Exercise prompt – Search the records below for the word "transaction". Pull out each line that has it.

Data items
## BEGIN

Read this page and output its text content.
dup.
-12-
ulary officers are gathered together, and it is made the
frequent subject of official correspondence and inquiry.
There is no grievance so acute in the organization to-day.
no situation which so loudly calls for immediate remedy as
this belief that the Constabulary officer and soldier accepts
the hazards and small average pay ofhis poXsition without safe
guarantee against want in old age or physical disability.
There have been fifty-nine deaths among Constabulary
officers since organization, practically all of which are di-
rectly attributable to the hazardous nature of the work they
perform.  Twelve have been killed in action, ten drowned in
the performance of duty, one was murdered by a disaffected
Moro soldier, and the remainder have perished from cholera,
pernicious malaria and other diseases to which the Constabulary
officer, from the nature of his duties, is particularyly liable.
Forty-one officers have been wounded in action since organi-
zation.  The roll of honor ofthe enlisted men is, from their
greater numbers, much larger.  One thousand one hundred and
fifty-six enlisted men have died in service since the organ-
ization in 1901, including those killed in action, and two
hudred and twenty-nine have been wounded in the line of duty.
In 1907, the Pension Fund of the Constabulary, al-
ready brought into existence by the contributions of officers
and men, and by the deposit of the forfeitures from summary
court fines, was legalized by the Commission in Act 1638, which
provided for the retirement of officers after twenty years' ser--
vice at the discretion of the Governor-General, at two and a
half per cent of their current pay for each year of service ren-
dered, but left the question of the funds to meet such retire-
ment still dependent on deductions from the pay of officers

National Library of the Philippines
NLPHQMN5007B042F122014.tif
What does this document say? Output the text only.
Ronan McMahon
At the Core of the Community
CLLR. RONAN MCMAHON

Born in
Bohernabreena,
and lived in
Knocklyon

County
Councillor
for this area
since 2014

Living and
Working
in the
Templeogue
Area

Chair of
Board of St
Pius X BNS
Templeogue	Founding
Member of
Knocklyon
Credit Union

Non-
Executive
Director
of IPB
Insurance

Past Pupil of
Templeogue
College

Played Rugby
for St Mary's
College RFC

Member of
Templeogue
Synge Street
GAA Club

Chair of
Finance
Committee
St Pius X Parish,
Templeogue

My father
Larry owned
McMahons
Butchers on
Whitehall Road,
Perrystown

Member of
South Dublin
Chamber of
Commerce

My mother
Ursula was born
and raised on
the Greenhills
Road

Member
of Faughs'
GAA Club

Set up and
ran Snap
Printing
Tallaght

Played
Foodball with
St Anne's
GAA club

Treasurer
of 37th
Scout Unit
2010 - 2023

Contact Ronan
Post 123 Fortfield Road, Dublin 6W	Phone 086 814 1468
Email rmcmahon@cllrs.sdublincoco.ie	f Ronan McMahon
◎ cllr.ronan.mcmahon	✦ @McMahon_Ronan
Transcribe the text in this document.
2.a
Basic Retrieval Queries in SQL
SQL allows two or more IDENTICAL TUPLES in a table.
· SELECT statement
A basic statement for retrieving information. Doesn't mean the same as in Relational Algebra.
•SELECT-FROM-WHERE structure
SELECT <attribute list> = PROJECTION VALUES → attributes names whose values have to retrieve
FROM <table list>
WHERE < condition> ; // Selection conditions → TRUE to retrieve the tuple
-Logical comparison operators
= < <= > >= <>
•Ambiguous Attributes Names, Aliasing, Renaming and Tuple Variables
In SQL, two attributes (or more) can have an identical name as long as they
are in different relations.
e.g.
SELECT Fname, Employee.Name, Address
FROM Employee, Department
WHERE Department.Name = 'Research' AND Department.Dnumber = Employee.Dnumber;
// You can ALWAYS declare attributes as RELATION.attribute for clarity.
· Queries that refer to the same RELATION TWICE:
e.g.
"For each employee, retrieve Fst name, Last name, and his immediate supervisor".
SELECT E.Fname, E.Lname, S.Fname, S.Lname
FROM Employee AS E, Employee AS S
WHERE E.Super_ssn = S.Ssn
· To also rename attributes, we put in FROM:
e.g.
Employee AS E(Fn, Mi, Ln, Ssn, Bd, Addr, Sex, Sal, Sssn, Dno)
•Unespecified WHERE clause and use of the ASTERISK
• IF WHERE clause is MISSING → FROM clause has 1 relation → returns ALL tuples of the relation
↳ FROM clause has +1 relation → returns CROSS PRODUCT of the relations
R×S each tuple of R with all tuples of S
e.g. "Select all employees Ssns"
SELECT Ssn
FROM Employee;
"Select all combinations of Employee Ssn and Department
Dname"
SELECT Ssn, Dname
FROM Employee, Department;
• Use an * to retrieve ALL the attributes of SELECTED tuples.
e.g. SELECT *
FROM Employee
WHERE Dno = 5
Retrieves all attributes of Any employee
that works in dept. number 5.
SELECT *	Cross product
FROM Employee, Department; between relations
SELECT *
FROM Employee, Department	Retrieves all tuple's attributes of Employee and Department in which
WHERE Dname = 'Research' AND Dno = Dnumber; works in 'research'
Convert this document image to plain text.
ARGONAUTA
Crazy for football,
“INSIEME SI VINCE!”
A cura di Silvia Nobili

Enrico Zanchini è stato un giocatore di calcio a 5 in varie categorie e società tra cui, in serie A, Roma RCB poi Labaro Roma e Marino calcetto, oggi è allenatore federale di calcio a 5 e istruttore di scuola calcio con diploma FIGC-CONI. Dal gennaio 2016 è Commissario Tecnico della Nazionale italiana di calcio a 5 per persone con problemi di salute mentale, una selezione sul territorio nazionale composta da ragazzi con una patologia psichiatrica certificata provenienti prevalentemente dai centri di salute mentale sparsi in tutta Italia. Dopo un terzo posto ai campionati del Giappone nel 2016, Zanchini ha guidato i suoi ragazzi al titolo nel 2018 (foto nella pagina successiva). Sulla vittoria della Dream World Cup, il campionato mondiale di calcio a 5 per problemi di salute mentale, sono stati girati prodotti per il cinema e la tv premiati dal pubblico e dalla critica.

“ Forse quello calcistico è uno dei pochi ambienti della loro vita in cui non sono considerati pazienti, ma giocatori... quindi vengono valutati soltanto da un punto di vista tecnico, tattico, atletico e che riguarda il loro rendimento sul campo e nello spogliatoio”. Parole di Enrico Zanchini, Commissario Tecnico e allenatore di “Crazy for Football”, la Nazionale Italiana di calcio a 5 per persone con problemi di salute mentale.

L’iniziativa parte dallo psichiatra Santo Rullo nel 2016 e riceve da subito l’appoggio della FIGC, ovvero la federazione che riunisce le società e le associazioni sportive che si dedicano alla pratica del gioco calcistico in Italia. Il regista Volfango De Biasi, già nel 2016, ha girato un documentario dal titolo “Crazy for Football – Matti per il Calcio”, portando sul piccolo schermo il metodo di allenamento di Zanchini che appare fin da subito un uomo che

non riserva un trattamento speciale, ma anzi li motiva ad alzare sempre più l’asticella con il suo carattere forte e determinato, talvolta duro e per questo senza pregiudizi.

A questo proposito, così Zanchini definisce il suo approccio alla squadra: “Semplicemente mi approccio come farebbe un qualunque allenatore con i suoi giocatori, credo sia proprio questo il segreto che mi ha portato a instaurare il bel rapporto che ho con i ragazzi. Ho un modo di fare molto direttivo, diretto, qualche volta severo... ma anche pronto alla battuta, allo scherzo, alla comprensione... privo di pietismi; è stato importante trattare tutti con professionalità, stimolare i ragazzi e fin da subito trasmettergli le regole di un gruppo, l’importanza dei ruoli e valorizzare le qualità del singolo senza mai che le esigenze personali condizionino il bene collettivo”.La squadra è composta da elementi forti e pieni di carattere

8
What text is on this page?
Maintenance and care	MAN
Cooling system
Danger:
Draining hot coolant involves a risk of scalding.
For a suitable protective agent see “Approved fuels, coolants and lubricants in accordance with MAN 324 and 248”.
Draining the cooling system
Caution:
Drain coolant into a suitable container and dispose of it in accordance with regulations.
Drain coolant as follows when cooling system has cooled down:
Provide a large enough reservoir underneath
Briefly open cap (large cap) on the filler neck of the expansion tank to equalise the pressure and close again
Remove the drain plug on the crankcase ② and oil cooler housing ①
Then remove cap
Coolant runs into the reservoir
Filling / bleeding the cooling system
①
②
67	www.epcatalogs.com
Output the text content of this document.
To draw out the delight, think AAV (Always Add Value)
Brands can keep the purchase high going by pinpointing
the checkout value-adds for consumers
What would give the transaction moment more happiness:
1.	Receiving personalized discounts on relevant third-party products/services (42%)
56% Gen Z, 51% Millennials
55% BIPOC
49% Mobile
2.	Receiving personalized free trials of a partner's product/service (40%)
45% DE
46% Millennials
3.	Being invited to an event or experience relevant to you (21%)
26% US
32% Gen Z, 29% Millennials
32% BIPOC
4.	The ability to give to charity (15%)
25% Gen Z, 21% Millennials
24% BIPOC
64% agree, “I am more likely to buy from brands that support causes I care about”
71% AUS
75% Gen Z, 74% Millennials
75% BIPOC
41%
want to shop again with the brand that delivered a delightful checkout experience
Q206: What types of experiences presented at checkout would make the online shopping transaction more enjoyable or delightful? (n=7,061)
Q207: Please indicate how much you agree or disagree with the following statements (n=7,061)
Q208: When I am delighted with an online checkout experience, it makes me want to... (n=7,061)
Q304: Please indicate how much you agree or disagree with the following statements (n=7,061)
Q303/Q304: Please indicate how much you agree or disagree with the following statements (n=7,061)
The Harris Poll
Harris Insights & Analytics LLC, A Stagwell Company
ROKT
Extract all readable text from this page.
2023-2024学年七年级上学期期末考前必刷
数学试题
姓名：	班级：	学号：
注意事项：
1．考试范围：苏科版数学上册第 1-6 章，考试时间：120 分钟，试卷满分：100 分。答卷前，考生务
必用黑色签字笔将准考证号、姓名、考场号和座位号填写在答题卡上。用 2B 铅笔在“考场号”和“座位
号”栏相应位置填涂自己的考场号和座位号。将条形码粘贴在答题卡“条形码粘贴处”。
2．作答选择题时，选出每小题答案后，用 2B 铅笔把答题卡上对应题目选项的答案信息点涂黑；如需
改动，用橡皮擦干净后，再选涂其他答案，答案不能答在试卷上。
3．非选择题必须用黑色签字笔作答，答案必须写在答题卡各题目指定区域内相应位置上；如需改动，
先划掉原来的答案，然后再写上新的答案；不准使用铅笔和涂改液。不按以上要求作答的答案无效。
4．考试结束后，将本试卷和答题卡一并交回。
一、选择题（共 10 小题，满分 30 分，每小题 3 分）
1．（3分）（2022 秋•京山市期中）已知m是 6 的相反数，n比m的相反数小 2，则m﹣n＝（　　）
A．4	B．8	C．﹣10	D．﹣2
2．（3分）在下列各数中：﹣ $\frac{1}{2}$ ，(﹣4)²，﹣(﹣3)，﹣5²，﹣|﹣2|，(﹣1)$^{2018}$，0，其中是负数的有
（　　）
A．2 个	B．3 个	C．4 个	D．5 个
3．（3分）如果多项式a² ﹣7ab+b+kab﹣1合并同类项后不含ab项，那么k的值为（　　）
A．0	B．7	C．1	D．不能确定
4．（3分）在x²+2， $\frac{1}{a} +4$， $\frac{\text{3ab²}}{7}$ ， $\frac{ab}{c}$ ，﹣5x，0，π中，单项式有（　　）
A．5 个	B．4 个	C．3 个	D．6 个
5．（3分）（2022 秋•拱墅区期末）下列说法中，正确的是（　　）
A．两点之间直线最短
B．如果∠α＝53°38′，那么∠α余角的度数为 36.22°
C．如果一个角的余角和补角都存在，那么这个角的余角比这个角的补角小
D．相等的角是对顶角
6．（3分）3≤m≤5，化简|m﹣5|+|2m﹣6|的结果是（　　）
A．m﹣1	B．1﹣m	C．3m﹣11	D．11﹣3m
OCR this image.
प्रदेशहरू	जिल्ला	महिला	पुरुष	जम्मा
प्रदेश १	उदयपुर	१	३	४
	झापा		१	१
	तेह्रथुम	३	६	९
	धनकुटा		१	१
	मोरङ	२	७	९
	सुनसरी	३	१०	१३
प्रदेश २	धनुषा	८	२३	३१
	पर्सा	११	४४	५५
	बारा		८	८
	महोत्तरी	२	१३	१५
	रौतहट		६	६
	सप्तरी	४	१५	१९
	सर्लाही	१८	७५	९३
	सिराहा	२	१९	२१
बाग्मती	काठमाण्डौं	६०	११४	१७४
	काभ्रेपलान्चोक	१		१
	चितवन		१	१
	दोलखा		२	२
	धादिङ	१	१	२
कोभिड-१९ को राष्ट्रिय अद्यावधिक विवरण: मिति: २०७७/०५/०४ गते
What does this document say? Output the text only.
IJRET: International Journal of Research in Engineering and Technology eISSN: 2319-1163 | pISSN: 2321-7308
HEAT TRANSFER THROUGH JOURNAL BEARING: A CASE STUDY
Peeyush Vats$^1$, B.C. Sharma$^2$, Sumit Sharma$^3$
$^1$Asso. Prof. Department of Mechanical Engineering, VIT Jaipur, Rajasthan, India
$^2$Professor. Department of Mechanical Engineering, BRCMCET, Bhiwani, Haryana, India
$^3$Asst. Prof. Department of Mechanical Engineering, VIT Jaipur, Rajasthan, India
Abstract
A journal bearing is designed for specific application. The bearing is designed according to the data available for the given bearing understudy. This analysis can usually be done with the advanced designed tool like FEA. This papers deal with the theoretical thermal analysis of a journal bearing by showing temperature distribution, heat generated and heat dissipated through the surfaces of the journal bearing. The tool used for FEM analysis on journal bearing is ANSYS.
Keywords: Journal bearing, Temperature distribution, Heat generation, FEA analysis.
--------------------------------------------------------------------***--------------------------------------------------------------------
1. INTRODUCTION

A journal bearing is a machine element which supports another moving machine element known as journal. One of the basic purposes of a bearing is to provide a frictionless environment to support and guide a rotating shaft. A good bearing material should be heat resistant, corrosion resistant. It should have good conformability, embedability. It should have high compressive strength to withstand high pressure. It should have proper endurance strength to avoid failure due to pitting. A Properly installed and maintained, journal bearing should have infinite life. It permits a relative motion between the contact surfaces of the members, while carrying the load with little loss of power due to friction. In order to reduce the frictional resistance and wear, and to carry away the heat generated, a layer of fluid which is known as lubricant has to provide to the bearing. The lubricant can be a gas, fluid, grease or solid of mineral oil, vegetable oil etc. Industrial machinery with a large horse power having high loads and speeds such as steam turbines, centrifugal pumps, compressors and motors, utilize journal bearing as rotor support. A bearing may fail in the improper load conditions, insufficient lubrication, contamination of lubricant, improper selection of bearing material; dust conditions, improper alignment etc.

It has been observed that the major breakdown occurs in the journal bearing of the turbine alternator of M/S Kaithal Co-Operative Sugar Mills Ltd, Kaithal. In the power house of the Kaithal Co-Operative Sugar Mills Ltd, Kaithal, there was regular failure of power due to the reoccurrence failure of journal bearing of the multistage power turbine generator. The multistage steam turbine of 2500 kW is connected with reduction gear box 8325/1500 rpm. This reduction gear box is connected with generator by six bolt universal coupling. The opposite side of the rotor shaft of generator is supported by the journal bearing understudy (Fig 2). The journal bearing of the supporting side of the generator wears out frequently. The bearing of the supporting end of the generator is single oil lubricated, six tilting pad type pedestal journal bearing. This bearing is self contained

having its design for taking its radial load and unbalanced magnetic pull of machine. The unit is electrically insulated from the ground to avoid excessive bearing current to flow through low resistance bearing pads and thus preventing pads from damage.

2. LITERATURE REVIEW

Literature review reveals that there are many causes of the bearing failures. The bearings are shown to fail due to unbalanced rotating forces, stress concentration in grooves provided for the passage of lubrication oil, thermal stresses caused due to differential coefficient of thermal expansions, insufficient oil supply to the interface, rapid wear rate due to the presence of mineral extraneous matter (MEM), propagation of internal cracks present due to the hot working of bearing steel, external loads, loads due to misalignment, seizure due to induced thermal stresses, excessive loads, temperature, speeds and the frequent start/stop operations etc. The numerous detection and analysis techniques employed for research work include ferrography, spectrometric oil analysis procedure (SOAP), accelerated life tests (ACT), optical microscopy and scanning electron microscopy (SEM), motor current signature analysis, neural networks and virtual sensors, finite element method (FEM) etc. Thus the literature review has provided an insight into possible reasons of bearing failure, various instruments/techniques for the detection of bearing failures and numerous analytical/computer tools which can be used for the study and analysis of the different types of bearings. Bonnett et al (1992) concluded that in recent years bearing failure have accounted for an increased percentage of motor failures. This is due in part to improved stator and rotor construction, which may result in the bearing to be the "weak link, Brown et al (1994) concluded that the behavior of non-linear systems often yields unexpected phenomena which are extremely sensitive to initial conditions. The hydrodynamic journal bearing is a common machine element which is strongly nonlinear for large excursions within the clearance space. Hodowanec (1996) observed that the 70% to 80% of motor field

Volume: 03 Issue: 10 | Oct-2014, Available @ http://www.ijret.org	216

## END

Task solution –
What would give the transaction moment more happiness:
Q206: What types of experiences presented at checkout would make the online shopping transaction more enjoyable or delightful? (n=7,061)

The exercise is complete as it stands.